**Exercise prompt:** State how many lines contain "Bitcoin", and write nothing except that count.
- - -
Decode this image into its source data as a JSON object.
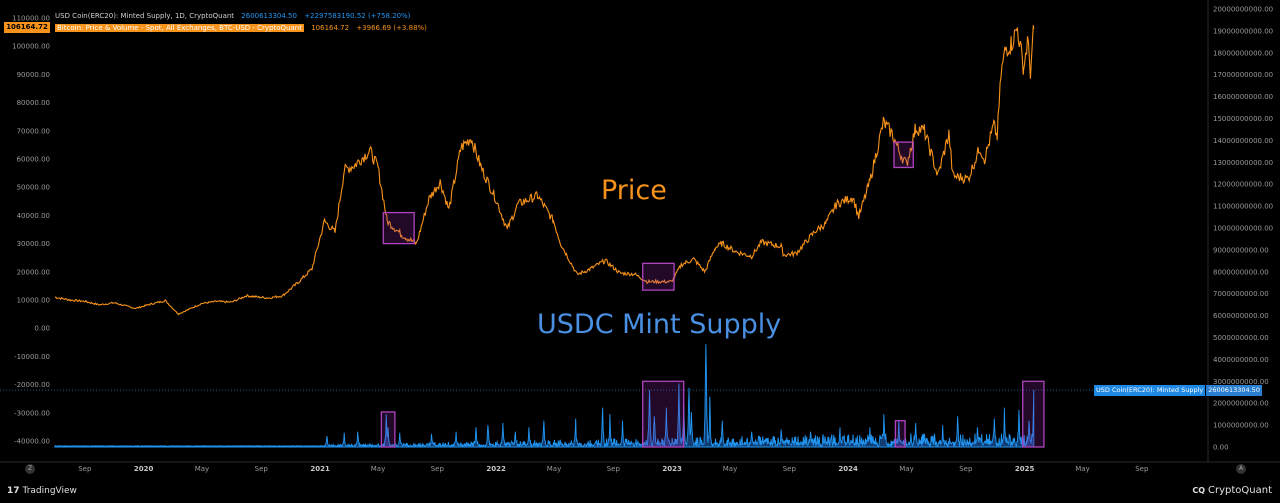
{
  "legend": {
    "usdc_name": "USD Coin(ERC20): Minted Supply, 1D, CryptoQuant",
    "usdc_value": "2600613304.50",
    "usdc_change": "+2297583190.52 (+758.20%)",
    "btc_name": "Bitcoin: Price & Volume - Spot, All Exchanges, BTC-USD - CryptoQuant",
    "btc_value": "106164.72",
    "btc_change": "+3966.69 (+3.88%)"
  },
  "price_tag": "106164.72",
  "usdc_tag": {
    "label": "USD Coin(ERC20): Minted Supply",
    "value": "2600613304.50"
  },
  "annotations": {
    "price": "Price",
    "usdc": "USDC Mint Supply"
  },
  "corners": {
    "left": "Z",
    "right": "A"
  },
  "footer": {
    "tradingview_icon": "17",
    "tradingview": "TradingView",
    "cryptoquant_icon": "CQ",
    "cryptoquant": "CryptoQuant"
  },
  "colors": {
    "price": "#f7931a",
    "usdc": "#2196f3",
    "box": "#b044c0",
    "background": "#000000"
  },
  "chart_data": {
    "type": "line",
    "x_start": "2019-07-01",
    "x_end": "2025-01-20",
    "x_range": [
      "2019-06-25",
      "2026-01-10"
    ],
    "x_ticks": [
      {
        "date": "2019-09-01",
        "label": "Sep"
      },
      {
        "date": "2020-01-01",
        "label": "2020"
      },
      {
        "date": "2020-05-01",
        "label": "May"
      },
      {
        "date": "2020-09-01",
        "label": "Sep"
      },
      {
        "date": "2021-01-01",
        "label": "2021"
      },
      {
        "date": "2021-05-01",
        "label": "May"
      },
      {
        "date": "2021-09-01",
        "label": "Sep"
      },
      {
        "date": "2022-01-01",
        "label": "2022"
      },
      {
        "date": "2022-05-01",
        "label": "May"
      },
      {
        "date": "2022-09-01",
        "label": "Sep"
      },
      {
        "date": "2023-01-01",
        "label": "2023"
      },
      {
        "date": "2023-05-01",
        "label": "May"
      },
      {
        "date": "2023-09-01",
        "label": "Sep"
      },
      {
        "date": "2024-01-01",
        "label": "2024"
      },
      {
        "date": "2024-05-01",
        "label": "May"
      },
      {
        "date": "2024-09-01",
        "label": "Sep"
      },
      {
        "date": "2025-01-01",
        "label": "2025"
      },
      {
        "date": "2025-05-01",
        "label": "May"
      },
      {
        "date": "2025-09-01",
        "label": "Sep"
      }
    ],
    "y_left": {
      "range": [
        -40000,
        110000
      ],
      "ticks": [
        -40000,
        -30000,
        -20000,
        -10000,
        0,
        10000,
        20000,
        30000,
        40000,
        50000,
        60000,
        70000,
        80000,
        90000,
        100000,
        110000
      ],
      "tick_labels": [
        "-40000.00",
        "-30000.00",
        "-20000.00",
        "-10000.00",
        "0.00",
        "10000.00",
        "20000.00",
        "30000.00",
        "40000.00",
        "50000.00",
        "60000.00",
        "70000.00",
        "80000.00",
        "90000.00",
        "100000.00",
        "110000.00"
      ]
    },
    "y_right": {
      "range": [
        0,
        20000000000
      ],
      "ticks": [
        0,
        1000000000,
        2000000000,
        3000000000,
        4000000000,
        5000000000,
        6000000000,
        7000000000,
        8000000000,
        9000000000,
        10000000000,
        11000000000,
        12000000000,
        13000000000,
        14000000000,
        15000000000,
        16000000000,
        17000000000,
        18000000000,
        19000000000,
        20000000000
      ],
      "tick_labels": [
        "0.00",
        "1000000000.00",
        "2000000000.00",
        "3000000000.00",
        "4000000000.00",
        "5000000000.00",
        "6000000000.00",
        "7000000000.00",
        "8000000000.00",
        "9000000000.00",
        "10000000000.00",
        "11000000000.00",
        "12000000000.00",
        "13000000000.00",
        "14000000000.00",
        "15000000000.00",
        "16000000000.00",
        "17000000000.00",
        "18000000000.00",
        "19000000000.00",
        "20000000000.00"
      ]
    },
    "series": [
      {
        "name": "Bitcoin: Price & Volume - Spot, All Exchanges, BTC-USD - CryptoQuant",
        "axis": "left",
        "color": "#f7931a",
        "points": [
          [
            "2019-07-01",
            11000
          ],
          [
            "2019-08-01",
            10000
          ],
          [
            "2019-09-01",
            9500
          ],
          [
            "2019-10-01",
            8300
          ],
          [
            "2019-11-01",
            9000
          ],
          [
            "2019-12-15",
            7000
          ],
          [
            "2020-01-15",
            8500
          ],
          [
            "2020-02-15",
            9800
          ],
          [
            "2020-03-13",
            5000
          ],
          [
            "2020-04-01",
            6500
          ],
          [
            "2020-05-01",
            8800
          ],
          [
            "2020-06-01",
            9500
          ],
          [
            "2020-07-01",
            9200
          ],
          [
            "2020-08-01",
            11500
          ],
          [
            "2020-09-15",
            10700
          ],
          [
            "2020-10-15",
            11500
          ],
          [
            "2020-11-15",
            16000
          ],
          [
            "2020-12-15",
            21000
          ],
          [
            "2021-01-10",
            38000
          ],
          [
            "2021-02-01",
            34000
          ],
          [
            "2021-02-20",
            56000
          ],
          [
            "2021-03-15",
            58000
          ],
          [
            "2021-04-14",
            63000
          ],
          [
            "2021-05-01",
            57000
          ],
          [
            "2021-05-20",
            38000
          ],
          [
            "2021-06-20",
            33000
          ],
          [
            "2021-07-20",
            30000
          ],
          [
            "2021-08-15",
            46000
          ],
          [
            "2021-09-07",
            52000
          ],
          [
            "2021-09-25",
            42000
          ],
          [
            "2021-10-20",
            64000
          ],
          [
            "2021-11-10",
            67500
          ],
          [
            "2021-12-01",
            57000
          ],
          [
            "2021-12-31",
            46000
          ],
          [
            "2022-01-24",
            35000
          ],
          [
            "2022-02-15",
            44000
          ],
          [
            "2022-03-28",
            47000
          ],
          [
            "2022-04-30",
            38000
          ],
          [
            "2022-05-15",
            30000
          ],
          [
            "2022-06-18",
            19000
          ],
          [
            "2022-07-15",
            21000
          ],
          [
            "2022-08-15",
            24000
          ],
          [
            "2022-09-15",
            19500
          ],
          [
            "2022-10-15",
            19200
          ],
          [
            "2022-11-10",
            16500
          ],
          [
            "2022-12-31",
            16500
          ],
          [
            "2023-01-20",
            22500
          ],
          [
            "2023-02-15",
            24500
          ],
          [
            "2023-03-10",
            20000
          ],
          [
            "2023-03-31",
            28500
          ],
          [
            "2023-04-15",
            30000
          ],
          [
            "2023-05-15",
            27000
          ],
          [
            "2023-06-15",
            25500
          ],
          [
            "2023-07-05",
            30500
          ],
          [
            "2023-08-15",
            29000
          ],
          [
            "2023-08-20",
            26000
          ],
          [
            "2023-09-15",
            26500
          ],
          [
            "2023-10-25",
            34500
          ],
          [
            "2023-11-15",
            37000
          ],
          [
            "2023-12-08",
            44000
          ],
          [
            "2024-01-11",
            46500
          ],
          [
            "2024-01-23",
            39500
          ],
          [
            "2024-02-15",
            52000
          ],
          [
            "2024-03-14",
            73000
          ],
          [
            "2024-04-01",
            69000
          ],
          [
            "2024-04-15",
            63000
          ],
          [
            "2024-05-01",
            58000
          ],
          [
            "2024-05-20",
            71000
          ],
          [
            "2024-06-07",
            70000
          ],
          [
            "2024-07-05",
            54000
          ],
          [
            "2024-07-28",
            69000
          ],
          [
            "2024-08-05",
            54000
          ],
          [
            "2024-09-06",
            53000
          ],
          [
            "2024-09-30",
            64000
          ],
          [
            "2024-10-10",
            60000
          ],
          [
            "2024-10-29",
            72000
          ],
          [
            "2024-11-05",
            68000
          ],
          [
            "2024-11-13",
            90000
          ],
          [
            "2024-11-22",
            99000
          ],
          [
            "2024-12-05",
            101000
          ],
          [
            "2024-12-17",
            106500
          ],
          [
            "2024-12-30",
            92000
          ],
          [
            "2025-01-07",
            102000
          ],
          [
            "2025-01-13",
            91000
          ],
          [
            "2025-01-20",
            106164.72
          ]
        ]
      },
      {
        "name": "USD Coin(ERC20): Minted Supply, 1D, CryptoQuant",
        "axis": "right",
        "color": "#2196f3",
        "baseline": 30000000,
        "spikes": [
          [
            "2021-01-15",
            500000000
          ],
          [
            "2021-02-20",
            650000000
          ],
          [
            "2021-03-20",
            700000000
          ],
          [
            "2021-05-18",
            1500000000
          ],
          [
            "2021-05-22",
            900000000
          ],
          [
            "2021-06-15",
            650000000
          ],
          [
            "2021-08-20",
            600000000
          ],
          [
            "2021-10-10",
            700000000
          ],
          [
            "2021-11-20",
            900000000
          ],
          [
            "2021-12-15",
            1000000000
          ],
          [
            "2022-01-15",
            1100000000
          ],
          [
            "2022-02-10",
            700000000
          ],
          [
            "2022-03-10",
            900000000
          ],
          [
            "2022-04-10",
            1200000000
          ],
          [
            "2022-06-15",
            1300000000
          ],
          [
            "2022-08-10",
            1800000000
          ],
          [
            "2022-08-25",
            1500000000
          ],
          [
            "2022-09-20",
            1200000000
          ],
          [
            "2022-11-15",
            2600000000
          ],
          [
            "2022-11-25",
            1400000000
          ],
          [
            "2022-12-20",
            1800000000
          ],
          [
            "2023-01-15",
            2900000000
          ],
          [
            "2023-01-25",
            2000000000
          ],
          [
            "2023-02-05",
            2700000000
          ],
          [
            "2023-02-10",
            1600000000
          ],
          [
            "2023-03-12",
            4700000000
          ],
          [
            "2023-03-20",
            2300000000
          ],
          [
            "2023-04-15",
            1200000000
          ],
          [
            "2023-06-15",
            700000000
          ],
          [
            "2023-08-15",
            800000000
          ],
          [
            "2023-10-15",
            700000000
          ],
          [
            "2023-12-15",
            900000000
          ],
          [
            "2024-02-15",
            900000000
          ],
          [
            "2024-03-15",
            1500000000
          ],
          [
            "2024-04-15",
            1200000000
          ],
          [
            "2024-05-20",
            1100000000
          ],
          [
            "2024-07-15",
            1000000000
          ],
          [
            "2024-08-15",
            1400000000
          ],
          [
            "2024-09-25",
            900000000
          ],
          [
            "2024-10-30",
            1300000000
          ],
          [
            "2024-11-20",
            1800000000
          ],
          [
            "2024-12-20",
            1700000000
          ],
          [
            "2025-01-10",
            1200000000
          ],
          [
            "2025-01-20",
            2600613304.5
          ]
        ]
      }
    ],
    "highlight_boxes": [
      {
        "start": "2021-05-12",
        "end": "2021-07-15",
        "y_low": 30000,
        "y_high": 41000,
        "axis": "left"
      },
      {
        "start": "2022-11-01",
        "end": "2023-01-05",
        "y_low": 13500,
        "y_high": 23000,
        "axis": "left"
      },
      {
        "start": "2024-04-05",
        "end": "2024-05-15",
        "y_low": 57000,
        "y_high": 66000,
        "axis": "left"
      },
      {
        "start": "2021-05-08",
        "end": "2021-06-05",
        "y_low": 0,
        "y_high": 1600000000,
        "axis": "right"
      },
      {
        "start": "2022-11-01",
        "end": "2023-01-25",
        "y_low": 0,
        "y_high": 3000000000,
        "axis": "right"
      },
      {
        "start": "2024-04-08",
        "end": "2024-04-28",
        "y_low": 0,
        "y_high": 1200000000,
        "axis": "right"
      },
      {
        "start": "2024-12-28",
        "end": "2025-02-10",
        "y_low": 0,
        "y_high": 3000000000,
        "axis": "right"
      }
    ],
    "reference_line": {
      "axis": "right",
      "value": 2600613304.5,
      "style": "dotted"
    }
  }
}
- - -
**The output:** 2